• _Entries shown_:

──────

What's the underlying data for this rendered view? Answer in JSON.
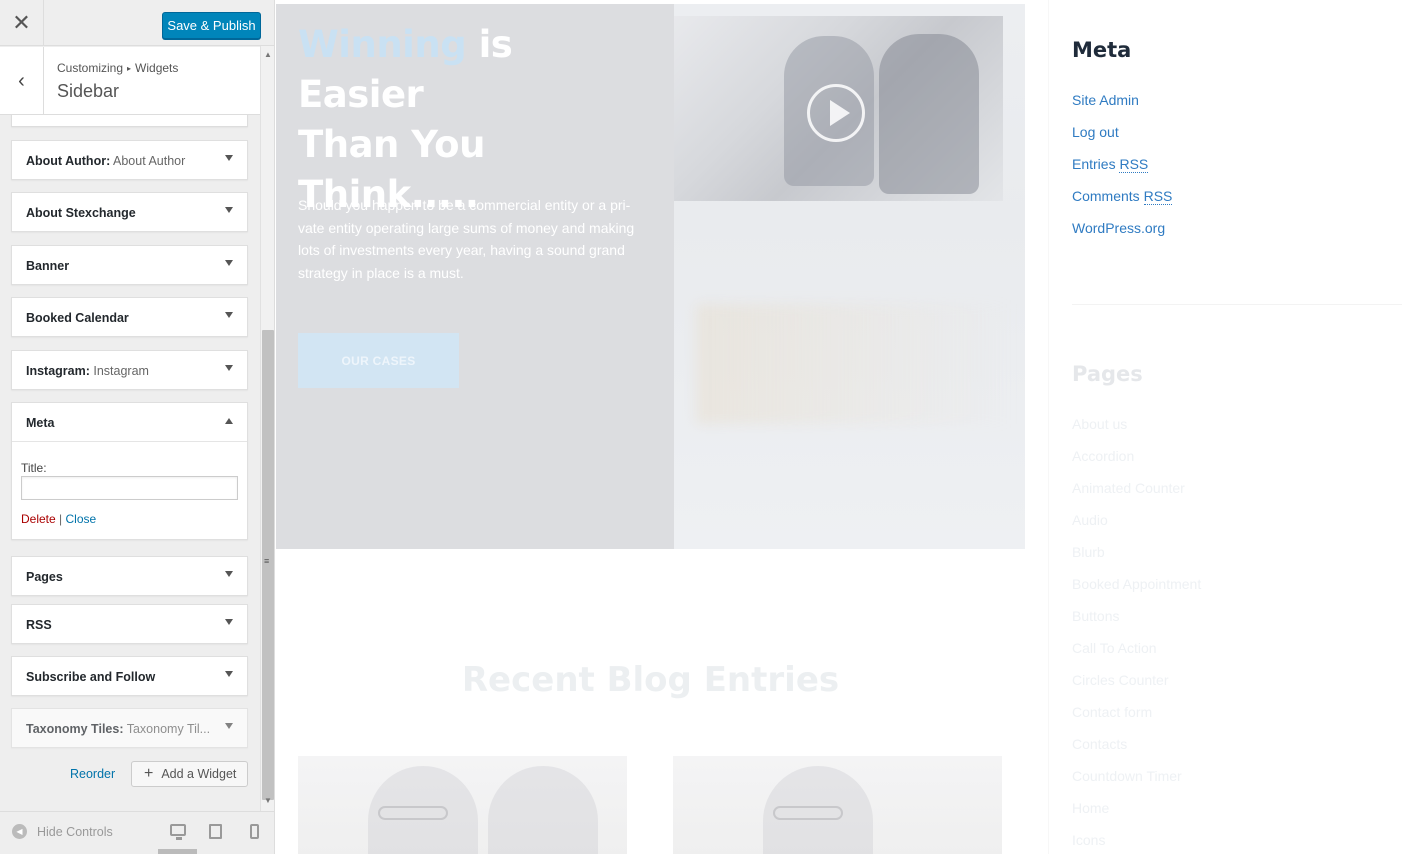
{
  "customizer": {
    "close_icon": "close-icon",
    "publish_label": "Save & Publish",
    "breadcrumb": {
      "parent": "Customizing",
      "separator": "▸",
      "current": "Widgets"
    },
    "section_title": "Sidebar",
    "widgets_before": [
      {
        "title": "About Author:",
        "subtitle": " About Author"
      },
      {
        "title": "About Stexchange",
        "subtitle": ""
      },
      {
        "title": "Banner",
        "subtitle": ""
      },
      {
        "title": "Booked Calendar",
        "subtitle": ""
      },
      {
        "title": "Instagram:",
        "subtitle": " Instagram"
      }
    ],
    "open_widget": {
      "title": "Meta",
      "field_label": "Title:",
      "field_value": "",
      "delete_label": "Delete",
      "separator": " | ",
      "close_label": "Close"
    },
    "widgets_after": [
      {
        "title": "Pages",
        "subtitle": ""
      },
      {
        "title": "RSS",
        "subtitle": ""
      },
      {
        "title": "Subscribe and Follow",
        "subtitle": ""
      },
      {
        "title": "Taxonomy Tiles:",
        "subtitle": " Taxonomy Til..."
      }
    ],
    "reorder_label": "Reorder",
    "add_widget_label": "Add a Widget",
    "hide_controls_label": "Hide Controls",
    "devices": [
      "desktop",
      "tablet",
      "mobile"
    ]
  },
  "preview": {
    "hero": {
      "title_highlight": "Winning",
      "title_rest_1": " is Easier",
      "title_line_2": "Than You",
      "title_line_3": "Think.....",
      "text": "Should you happen to be a commercial entity or a pri-vate entity operating large sums of money and making lots of investments every year, having a sound grand strategy in place is a must.",
      "button_label": "OUR CASES"
    },
    "recent_title": "Recent Blog Entries",
    "sidebar": {
      "meta_title": "Meta",
      "meta_links": [
        {
          "text": "Site Admin",
          "abbr": ""
        },
        {
          "text": "Log out",
          "abbr": ""
        },
        {
          "text": "Entries ",
          "abbr": "RSS"
        },
        {
          "text": "Comments ",
          "abbr": "RSS"
        },
        {
          "text": "WordPress.org",
          "abbr": ""
        }
      ],
      "pages_title": "Pages",
      "pages_links": [
        "About us",
        "Accordion",
        "Animated Counter",
        "Audio",
        "Blurb",
        "Booked Appointment",
        "Buttons",
        "Call To Action",
        "Circles Counter",
        "Contact form",
        "Contacts",
        "Countdown Timer",
        "Home",
        "Icons"
      ]
    }
  },
  "colors": {
    "publish_bg": "#0085ba",
    "link": "#2f7bc2",
    "delete": "#aa0000",
    "hero_highlight": "#c9e1f3"
  }
}
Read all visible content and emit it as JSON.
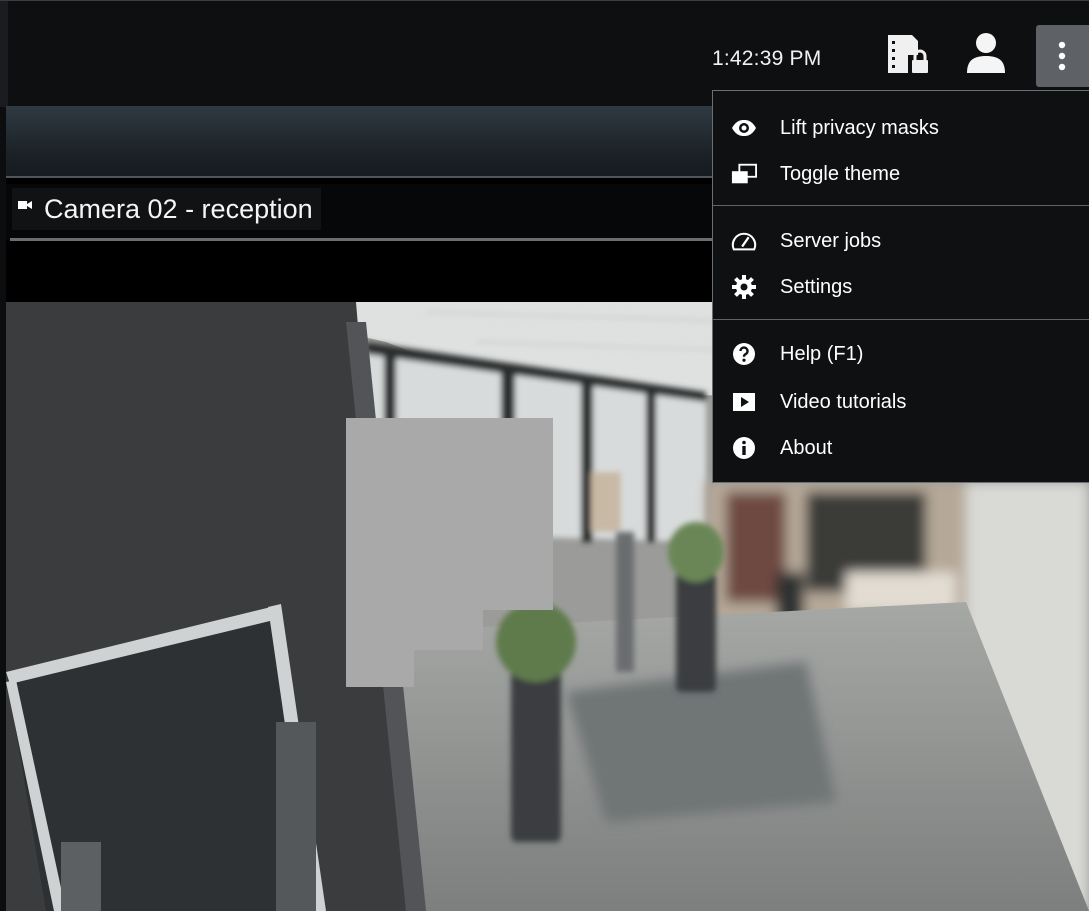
{
  "topbar": {
    "clock": "1:42:39 PM",
    "icons": [
      "license-lock-icon",
      "user-icon",
      "more-vertical-icon"
    ]
  },
  "camera": {
    "title": "Camera 02 - reception",
    "icon": "video-camera-icon"
  },
  "menu": {
    "groups": [
      [
        {
          "label": "Lift privacy masks",
          "icon": "eye-icon"
        },
        {
          "label": "Toggle theme",
          "icon": "toggle-theme-icon"
        }
      ],
      [
        {
          "label": "Server jobs",
          "icon": "gauge-icon"
        },
        {
          "label": "Settings",
          "icon": "gear-icon"
        }
      ],
      [
        {
          "label": "Help (F1)",
          "icon": "help-circle-icon"
        },
        {
          "label": "Video tutorials",
          "icon": "play-icon"
        },
        {
          "label": "About",
          "icon": "info-circle-icon"
        }
      ]
    ]
  },
  "colors": {
    "topbar_bg": "#0e0f11",
    "menu_bg": "#0f1012",
    "menu_border": "#6b7075",
    "privacy_mask": "#a9a9a9",
    "more_button_bg": "#5e6165"
  }
}
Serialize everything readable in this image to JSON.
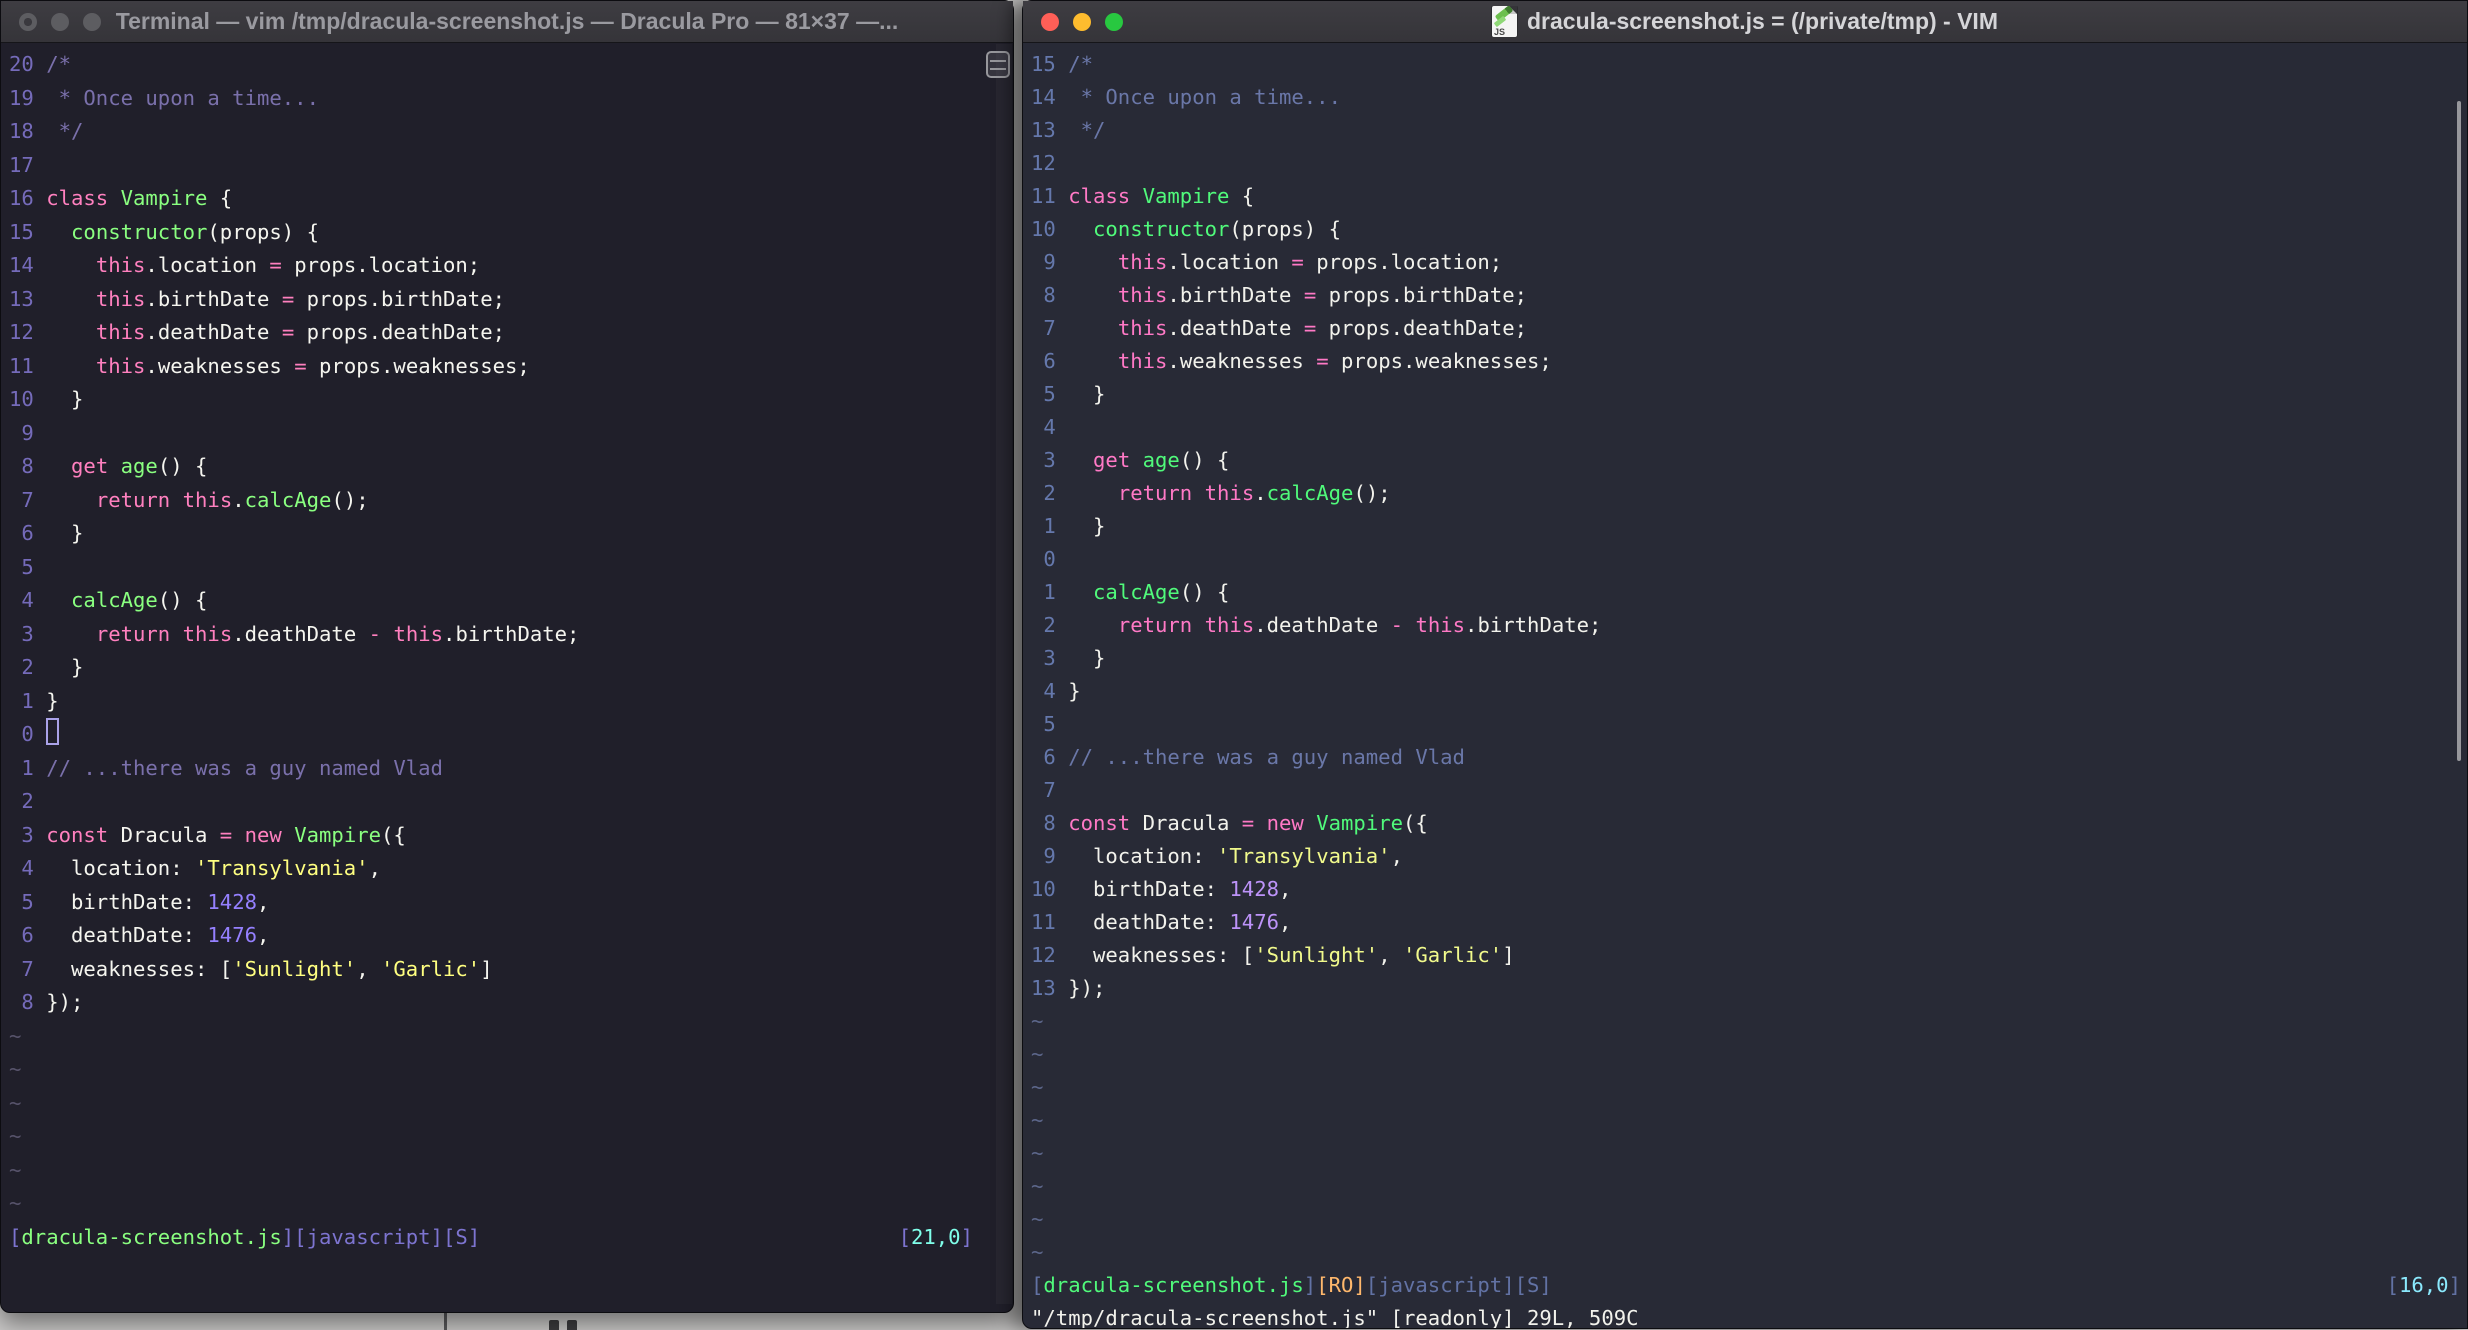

──────

• _The problem_: Among the entries above, how many lines hold the string "Booked"? Give the number by itself.

• _Complete output_: 2